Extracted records
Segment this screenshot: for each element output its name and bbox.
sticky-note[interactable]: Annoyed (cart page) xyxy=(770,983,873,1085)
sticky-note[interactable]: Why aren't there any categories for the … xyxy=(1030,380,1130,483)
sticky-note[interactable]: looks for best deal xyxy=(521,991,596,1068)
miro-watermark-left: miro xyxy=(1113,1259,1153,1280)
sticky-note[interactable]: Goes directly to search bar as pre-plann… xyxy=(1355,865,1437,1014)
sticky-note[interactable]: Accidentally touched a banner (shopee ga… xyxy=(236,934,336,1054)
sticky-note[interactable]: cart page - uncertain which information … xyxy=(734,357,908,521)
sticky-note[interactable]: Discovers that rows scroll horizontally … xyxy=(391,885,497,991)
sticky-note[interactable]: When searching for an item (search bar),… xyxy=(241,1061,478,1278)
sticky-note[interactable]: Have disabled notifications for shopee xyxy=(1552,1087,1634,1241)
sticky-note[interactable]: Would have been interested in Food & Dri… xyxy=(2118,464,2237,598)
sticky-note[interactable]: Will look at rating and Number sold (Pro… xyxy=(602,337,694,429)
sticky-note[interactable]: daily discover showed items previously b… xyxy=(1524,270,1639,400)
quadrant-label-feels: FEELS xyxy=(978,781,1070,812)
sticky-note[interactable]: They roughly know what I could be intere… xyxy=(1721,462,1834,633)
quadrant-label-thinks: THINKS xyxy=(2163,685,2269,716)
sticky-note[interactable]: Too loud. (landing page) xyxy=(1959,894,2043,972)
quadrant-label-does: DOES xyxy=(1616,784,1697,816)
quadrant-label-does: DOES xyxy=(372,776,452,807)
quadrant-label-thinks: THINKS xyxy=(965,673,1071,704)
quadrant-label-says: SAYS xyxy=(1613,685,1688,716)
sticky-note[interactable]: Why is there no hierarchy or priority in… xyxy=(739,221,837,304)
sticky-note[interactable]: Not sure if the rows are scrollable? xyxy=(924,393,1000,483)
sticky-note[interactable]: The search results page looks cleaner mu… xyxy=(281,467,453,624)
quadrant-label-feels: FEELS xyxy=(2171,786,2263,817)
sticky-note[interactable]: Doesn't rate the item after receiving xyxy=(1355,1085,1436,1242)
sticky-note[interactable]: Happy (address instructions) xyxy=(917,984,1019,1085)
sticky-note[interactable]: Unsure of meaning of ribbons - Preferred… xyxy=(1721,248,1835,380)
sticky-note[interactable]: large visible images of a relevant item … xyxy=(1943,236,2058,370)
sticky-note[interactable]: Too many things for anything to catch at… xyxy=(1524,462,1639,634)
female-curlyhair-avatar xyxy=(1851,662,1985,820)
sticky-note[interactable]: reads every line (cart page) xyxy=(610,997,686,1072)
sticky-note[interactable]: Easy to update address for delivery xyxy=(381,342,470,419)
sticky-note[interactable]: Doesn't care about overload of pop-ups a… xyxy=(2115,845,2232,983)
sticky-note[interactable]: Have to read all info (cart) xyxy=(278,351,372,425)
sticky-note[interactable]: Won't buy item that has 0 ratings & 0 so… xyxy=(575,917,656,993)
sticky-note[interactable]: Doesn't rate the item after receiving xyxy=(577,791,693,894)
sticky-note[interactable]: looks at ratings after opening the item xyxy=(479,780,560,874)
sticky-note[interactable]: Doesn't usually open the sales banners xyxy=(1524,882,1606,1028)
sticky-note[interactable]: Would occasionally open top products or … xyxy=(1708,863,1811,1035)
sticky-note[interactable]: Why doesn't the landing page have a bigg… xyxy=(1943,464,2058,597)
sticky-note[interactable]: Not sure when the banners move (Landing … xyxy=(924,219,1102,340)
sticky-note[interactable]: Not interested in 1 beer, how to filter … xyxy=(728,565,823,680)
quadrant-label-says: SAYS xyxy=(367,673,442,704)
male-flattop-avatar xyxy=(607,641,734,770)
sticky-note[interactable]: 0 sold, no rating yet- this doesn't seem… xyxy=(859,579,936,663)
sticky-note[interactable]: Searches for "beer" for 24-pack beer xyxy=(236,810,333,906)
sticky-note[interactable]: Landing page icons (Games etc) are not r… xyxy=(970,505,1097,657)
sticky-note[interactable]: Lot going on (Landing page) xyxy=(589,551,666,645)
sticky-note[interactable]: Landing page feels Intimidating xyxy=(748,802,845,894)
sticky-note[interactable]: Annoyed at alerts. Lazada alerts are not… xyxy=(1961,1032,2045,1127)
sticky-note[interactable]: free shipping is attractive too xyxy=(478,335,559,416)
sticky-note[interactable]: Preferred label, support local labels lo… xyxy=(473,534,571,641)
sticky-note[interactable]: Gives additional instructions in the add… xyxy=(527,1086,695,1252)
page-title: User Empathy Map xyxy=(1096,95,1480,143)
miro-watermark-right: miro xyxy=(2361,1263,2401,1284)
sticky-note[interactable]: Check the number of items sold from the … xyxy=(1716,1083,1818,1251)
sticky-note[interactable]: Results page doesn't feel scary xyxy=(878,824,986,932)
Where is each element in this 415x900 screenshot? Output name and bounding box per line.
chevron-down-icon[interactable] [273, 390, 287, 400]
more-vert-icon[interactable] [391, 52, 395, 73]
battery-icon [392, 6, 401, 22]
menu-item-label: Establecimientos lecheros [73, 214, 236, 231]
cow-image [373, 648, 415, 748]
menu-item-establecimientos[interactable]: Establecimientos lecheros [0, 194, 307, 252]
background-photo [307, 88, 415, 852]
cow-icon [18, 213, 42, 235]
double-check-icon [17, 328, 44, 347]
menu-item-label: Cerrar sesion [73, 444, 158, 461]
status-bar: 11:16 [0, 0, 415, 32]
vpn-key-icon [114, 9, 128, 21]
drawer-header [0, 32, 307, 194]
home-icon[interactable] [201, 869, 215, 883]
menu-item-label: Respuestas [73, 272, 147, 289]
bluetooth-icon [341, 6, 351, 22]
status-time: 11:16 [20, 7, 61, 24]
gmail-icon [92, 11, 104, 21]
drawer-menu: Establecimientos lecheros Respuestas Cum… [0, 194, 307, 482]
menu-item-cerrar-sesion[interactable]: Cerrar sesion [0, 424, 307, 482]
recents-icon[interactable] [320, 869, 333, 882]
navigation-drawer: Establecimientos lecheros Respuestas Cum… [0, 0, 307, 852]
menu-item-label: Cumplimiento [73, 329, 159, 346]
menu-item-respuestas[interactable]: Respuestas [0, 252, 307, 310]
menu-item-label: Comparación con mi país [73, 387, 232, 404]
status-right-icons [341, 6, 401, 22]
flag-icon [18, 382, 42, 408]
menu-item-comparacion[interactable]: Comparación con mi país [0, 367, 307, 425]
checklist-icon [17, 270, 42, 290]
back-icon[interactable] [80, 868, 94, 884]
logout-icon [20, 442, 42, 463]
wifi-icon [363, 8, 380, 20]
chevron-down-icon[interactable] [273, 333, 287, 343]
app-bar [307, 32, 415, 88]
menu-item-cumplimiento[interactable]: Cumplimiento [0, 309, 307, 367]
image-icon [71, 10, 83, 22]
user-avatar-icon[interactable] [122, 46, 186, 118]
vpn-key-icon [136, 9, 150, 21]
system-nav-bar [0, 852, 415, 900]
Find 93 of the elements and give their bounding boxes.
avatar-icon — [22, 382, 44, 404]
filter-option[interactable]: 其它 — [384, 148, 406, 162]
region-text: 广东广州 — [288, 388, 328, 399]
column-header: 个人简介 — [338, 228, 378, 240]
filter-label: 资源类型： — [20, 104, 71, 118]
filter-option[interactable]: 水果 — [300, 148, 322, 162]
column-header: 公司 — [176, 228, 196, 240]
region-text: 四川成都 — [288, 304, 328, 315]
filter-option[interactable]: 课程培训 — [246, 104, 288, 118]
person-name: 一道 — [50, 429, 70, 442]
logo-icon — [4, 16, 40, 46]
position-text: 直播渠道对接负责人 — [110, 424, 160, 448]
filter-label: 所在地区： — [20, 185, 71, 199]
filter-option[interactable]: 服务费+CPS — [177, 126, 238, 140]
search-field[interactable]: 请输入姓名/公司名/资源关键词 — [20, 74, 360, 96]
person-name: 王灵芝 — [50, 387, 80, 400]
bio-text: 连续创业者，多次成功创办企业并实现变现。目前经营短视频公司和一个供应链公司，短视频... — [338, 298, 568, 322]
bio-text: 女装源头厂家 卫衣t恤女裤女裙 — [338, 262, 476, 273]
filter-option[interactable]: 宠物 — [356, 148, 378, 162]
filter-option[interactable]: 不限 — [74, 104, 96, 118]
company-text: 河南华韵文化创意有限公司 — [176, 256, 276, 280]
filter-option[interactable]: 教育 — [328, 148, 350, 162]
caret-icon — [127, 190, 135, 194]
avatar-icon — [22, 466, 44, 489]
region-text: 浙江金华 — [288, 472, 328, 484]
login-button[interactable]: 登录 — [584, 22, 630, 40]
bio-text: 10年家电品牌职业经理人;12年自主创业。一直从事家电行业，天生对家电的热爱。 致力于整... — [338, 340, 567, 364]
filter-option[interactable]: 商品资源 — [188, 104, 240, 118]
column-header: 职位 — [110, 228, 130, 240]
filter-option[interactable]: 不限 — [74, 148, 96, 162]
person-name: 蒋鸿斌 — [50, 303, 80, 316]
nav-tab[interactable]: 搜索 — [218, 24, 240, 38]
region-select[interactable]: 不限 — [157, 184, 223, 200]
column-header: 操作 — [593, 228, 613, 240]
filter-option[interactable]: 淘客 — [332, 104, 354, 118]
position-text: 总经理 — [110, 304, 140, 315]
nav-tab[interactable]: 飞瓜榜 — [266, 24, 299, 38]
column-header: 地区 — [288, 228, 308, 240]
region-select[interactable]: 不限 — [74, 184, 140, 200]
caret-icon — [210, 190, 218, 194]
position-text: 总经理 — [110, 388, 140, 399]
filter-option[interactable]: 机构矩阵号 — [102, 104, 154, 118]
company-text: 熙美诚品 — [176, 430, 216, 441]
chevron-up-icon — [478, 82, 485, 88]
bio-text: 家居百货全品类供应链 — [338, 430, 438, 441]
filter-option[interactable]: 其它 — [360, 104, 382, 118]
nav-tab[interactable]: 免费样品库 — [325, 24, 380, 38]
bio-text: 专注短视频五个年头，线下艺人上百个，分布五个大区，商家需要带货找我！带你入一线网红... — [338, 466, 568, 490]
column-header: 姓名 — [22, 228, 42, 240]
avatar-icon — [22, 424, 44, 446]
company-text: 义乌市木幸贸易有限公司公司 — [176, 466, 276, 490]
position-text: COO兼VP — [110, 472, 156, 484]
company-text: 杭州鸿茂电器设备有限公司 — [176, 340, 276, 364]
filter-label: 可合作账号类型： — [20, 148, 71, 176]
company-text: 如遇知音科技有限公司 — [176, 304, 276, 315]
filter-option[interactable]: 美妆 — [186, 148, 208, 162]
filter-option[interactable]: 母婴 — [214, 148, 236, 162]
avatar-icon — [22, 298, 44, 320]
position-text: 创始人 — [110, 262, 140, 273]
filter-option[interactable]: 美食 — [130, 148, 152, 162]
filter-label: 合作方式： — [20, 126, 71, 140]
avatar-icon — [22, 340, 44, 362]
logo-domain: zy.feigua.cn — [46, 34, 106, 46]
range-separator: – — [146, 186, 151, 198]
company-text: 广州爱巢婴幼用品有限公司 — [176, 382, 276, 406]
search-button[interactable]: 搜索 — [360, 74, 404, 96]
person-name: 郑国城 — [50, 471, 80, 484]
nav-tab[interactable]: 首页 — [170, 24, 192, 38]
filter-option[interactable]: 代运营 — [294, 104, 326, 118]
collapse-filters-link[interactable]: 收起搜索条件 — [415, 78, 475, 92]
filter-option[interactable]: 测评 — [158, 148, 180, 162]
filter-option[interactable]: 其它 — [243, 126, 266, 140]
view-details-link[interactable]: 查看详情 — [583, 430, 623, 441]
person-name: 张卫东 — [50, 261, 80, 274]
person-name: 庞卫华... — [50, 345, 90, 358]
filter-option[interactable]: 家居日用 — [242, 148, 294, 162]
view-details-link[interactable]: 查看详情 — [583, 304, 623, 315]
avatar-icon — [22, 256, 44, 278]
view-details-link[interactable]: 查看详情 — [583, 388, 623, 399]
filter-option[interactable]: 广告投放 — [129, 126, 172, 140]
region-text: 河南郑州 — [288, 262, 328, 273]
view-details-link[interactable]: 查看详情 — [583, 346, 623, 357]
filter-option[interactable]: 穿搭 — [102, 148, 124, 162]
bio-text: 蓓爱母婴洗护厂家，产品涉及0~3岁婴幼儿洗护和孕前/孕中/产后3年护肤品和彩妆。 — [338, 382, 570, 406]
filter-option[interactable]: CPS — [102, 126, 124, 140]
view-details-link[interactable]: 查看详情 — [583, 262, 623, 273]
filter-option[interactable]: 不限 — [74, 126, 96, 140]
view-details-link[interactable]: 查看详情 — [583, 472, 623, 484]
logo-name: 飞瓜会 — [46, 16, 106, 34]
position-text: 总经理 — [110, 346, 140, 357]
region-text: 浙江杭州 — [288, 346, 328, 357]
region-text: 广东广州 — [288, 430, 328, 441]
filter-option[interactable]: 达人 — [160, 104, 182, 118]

_Exercise directions_:
Pick out each line in the items above that contains the word "ratings".

_Result below_:
sticky-note[interactable]: Won't buy item that has 0 ratings & 0 so… xyxy=(575,917,656,993)
sticky-note[interactable]: looks at ratings after opening the item xyxy=(479,780,560,874)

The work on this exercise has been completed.